start MATERIAL SUPPLIED
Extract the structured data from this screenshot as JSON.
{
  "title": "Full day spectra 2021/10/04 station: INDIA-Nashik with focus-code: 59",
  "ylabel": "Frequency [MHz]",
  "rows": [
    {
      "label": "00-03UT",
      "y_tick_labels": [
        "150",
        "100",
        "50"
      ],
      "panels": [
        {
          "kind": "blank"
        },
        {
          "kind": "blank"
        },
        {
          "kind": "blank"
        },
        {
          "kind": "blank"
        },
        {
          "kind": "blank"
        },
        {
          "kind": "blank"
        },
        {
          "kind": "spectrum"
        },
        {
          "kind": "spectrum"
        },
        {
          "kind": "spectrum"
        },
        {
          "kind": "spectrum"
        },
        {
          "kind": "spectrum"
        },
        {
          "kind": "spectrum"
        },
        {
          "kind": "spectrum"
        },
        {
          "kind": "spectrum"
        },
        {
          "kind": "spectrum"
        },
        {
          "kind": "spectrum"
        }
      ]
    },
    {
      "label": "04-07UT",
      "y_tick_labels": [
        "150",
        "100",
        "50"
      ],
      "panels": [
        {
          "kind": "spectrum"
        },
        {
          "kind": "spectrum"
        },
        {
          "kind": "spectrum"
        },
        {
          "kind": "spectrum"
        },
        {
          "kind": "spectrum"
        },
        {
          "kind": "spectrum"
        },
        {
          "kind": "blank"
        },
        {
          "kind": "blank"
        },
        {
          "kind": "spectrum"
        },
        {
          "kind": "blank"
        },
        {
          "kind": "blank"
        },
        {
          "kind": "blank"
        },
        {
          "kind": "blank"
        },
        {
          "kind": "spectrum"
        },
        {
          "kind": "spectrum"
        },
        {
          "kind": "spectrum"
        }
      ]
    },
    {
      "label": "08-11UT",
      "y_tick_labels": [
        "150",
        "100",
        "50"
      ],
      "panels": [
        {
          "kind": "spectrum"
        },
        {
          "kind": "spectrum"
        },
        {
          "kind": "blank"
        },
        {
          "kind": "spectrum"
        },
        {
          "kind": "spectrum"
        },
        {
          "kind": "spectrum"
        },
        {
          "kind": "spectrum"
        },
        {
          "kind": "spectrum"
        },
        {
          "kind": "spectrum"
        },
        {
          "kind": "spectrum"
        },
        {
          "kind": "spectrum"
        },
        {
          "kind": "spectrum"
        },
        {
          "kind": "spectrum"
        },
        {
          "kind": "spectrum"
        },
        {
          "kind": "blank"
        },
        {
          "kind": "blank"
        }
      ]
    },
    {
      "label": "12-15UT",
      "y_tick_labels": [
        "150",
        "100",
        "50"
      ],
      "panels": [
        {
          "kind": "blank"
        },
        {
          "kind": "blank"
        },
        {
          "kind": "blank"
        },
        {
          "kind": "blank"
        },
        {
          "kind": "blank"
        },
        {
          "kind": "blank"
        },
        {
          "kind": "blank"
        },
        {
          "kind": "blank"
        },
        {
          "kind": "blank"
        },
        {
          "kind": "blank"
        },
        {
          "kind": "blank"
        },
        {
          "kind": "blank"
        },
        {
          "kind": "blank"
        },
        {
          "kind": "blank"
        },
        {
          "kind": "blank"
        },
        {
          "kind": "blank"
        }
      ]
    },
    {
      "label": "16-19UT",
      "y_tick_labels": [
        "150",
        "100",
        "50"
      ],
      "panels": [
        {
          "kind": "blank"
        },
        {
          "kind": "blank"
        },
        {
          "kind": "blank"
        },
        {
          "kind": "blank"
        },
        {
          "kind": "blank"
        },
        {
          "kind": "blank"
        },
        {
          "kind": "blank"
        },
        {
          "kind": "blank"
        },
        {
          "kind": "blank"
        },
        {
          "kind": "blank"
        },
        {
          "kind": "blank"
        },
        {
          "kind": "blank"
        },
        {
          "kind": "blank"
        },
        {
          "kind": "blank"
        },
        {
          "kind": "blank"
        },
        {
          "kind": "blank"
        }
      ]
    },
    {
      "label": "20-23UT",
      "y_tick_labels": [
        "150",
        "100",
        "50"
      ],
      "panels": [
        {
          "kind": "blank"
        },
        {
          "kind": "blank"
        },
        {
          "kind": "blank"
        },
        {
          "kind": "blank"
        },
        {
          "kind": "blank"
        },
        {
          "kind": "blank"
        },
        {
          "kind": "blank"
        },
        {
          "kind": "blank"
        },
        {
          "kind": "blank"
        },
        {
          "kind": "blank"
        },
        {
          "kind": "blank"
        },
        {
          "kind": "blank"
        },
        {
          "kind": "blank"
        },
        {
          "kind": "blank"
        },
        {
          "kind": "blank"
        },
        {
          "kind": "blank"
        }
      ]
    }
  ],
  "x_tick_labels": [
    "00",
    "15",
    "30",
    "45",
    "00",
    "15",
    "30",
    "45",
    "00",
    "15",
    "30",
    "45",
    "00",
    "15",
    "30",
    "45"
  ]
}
end MATERIAL SUPPLIED
## GIVEN INSTRUCTION:
Print the complete listing again, exactly as it stands.

## RESULT OF THE TASK:
Extract the structured data from this screenshot as JSON.
{
  "title": "Full day spectra 2021/10/04 station: INDIA-Nashik with focus-code: 59",
  "ylabel": "Frequency [MHz]",
  "rows": [
    {
      "label": "00-03UT",
      "y_tick_labels": [
        "150",
        "100",
        "50"
      ],
      "panels": [
        {
          "kind": "blank"
        },
        {
          "kind": "blank"
        },
        {
          "kind": "blank"
        },
        {
          "kind": "blank"
        },
        {
          "kind": "blank"
        },
        {
          "kind": "blank"
        },
        {
          "kind": "spectrum"
        },
        {
          "kind": "spectrum"
        },
        {
          "kind": "spectrum"
        },
        {
          "kind": "spectrum"
        },
        {
          "kind": "spectrum"
        },
        {
          "kind": "spectrum"
        },
        {
          "kind": "spectrum"
        },
        {
          "kind": "spectrum"
        },
        {
          "kind": "spectrum"
        },
        {
          "kind": "spectrum"
        }
      ]
    },
    {
      "label": "04-07UT",
      "y_tick_labels": [
        "150",
        "100",
        "50"
      ],
      "panels": [
        {
          "kind": "spectrum"
        },
        {
          "kind": "spectrum"
        },
        {
          "kind": "spectrum"
        },
        {
          "kind": "spectrum"
        },
        {
          "kind": "spectrum"
        },
        {
          "kind": "spectrum"
        },
        {
          "kind": "blank"
        },
        {
          "kind": "blank"
        },
        {
          "kind": "spectrum"
        },
        {
          "kind": "blank"
        },
        {
          "kind": "blank"
        },
        {
          "kind": "blank"
        },
        {
          "kind": "blank"
        },
        {
          "kind": "spectrum"
        },
        {
          "kind": "spectrum"
        },
        {
          "kind": "spectrum"
        }
      ]
    },
    {
      "label": "08-11UT",
      "y_tick_labels": [
        "150",
        "100",
        "50"
      ],
      "panels": [
        {
          "kind": "spectrum"
        },
        {
          "kind": "spectrum"
        },
        {
          "kind": "blank"
        },
        {
          "kind": "spectrum"
        },
        {
          "kind": "spectrum"
        },
        {
          "kind": "spectrum"
        },
        {
          "kind": "spectrum"
        },
        {
          "kind": "spectrum"
        },
        {
          "kind": "spectrum"
        },
        {
          "kind": "spectrum"
        },
        {
          "kind": "spectrum"
        },
        {
          "kind": "spectrum"
        },
        {
          "kind": "spectrum"
        },
        {
          "kind": "spectrum"
        },
        {
          "kind": "blank"
        },
        {
          "kind": "blank"
        }
      ]
    },
    {
      "label": "12-15UT",
      "y_tick_labels": [
        "150",
        "100",
        "50"
      ],
      "panels": [
        {
          "kind": "blank"
        },
        {
          "kind": "blank"
        },
        {
          "kind": "blank"
        },
        {
          "kind": "blank"
        },
        {
          "kind": "blank"
        },
        {
          "kind": "blank"
        },
        {
          "kind": "blank"
        },
        {
          "kind": "blank"
        },
        {
          "kind": "blank"
        },
        {
          "kind": "blank"
        },
        {
          "kind": "blank"
        },
        {
          "kind": "blank"
        },
        {
          "kind": "blank"
        },
        {
          "kind": "blank"
        },
        {
          "kind": "blank"
        },
        {
          "kind": "blank"
        }
      ]
    },
    {
      "label": "16-19UT",
      "y_tick_labels": [
        "150",
        "100",
        "50"
      ],
      "panels": [
        {
          "kind": "blank"
        },
        {
          "kind": "blank"
        },
        {
          "kind": "blank"
        },
        {
          "kind": "blank"
        },
        {
          "kind": "blank"
        },
        {
          "kind": "blank"
        },
        {
          "kind": "blank"
        },
        {
          "kind": "blank"
        },
        {
          "kind": "blank"
        },
        {
          "kind": "blank"
        },
        {
          "kind": "blank"
        },
        {
          "kind": "blank"
        },
        {
          "kind": "blank"
        },
        {
          "kind": "blank"
        },
        {
          "kind": "blank"
        },
        {
          "kind": "blank"
        }
      ]
    },
    {
      "label": "20-23UT",
      "y_tick_labels": [
        "150",
        "100",
        "50"
      ],
      "panels": [
        {
          "kind": "blank"
        },
        {
          "kind": "blank"
        },
        {
          "kind": "blank"
        },
        {
          "kind": "blank"
        },
        {
          "kind": "blank"
        },
        {
          "kind": "blank"
        },
        {
          "kind": "blank"
        },
        {
          "kind": "blank"
        },
        {
          "kind": "blank"
        },
        {
          "kind": "blank"
        },
        {
          "kind": "blank"
        },
        {
          "kind": "blank"
        },
        {
          "kind": "blank"
        },
        {
          "kind": "blank"
        },
        {
          "kind": "blank"
        },
        {
          "kind": "blank"
        }
      ]
    }
  ],
  "x_tick_labels": [
    "00",
    "15",
    "30",
    "45",
    "00",
    "15",
    "30",
    "45",
    "00",
    "15",
    "30",
    "45",
    "00",
    "15",
    "30",
    "45"
  ]
}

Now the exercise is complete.